-- Begin --
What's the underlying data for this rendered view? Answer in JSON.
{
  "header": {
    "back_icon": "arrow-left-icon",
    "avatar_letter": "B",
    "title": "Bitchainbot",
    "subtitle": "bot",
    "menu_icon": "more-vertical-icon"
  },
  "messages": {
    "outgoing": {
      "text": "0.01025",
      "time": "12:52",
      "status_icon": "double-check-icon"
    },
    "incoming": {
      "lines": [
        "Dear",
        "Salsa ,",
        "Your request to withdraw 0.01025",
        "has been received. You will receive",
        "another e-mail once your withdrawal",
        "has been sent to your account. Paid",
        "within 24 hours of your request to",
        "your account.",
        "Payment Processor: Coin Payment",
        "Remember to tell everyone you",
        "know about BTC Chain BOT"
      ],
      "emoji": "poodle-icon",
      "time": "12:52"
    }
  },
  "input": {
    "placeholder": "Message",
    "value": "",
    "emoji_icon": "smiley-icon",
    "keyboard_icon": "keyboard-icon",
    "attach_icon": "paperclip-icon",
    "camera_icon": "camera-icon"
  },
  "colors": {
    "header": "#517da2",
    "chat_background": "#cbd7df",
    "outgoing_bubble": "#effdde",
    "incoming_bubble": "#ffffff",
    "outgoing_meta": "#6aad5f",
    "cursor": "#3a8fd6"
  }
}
-- End --
* _Work to be completed_:
Tally the lines of the material above that contain the word "been" and report the total alone.

* _Reply to the exercise_:
2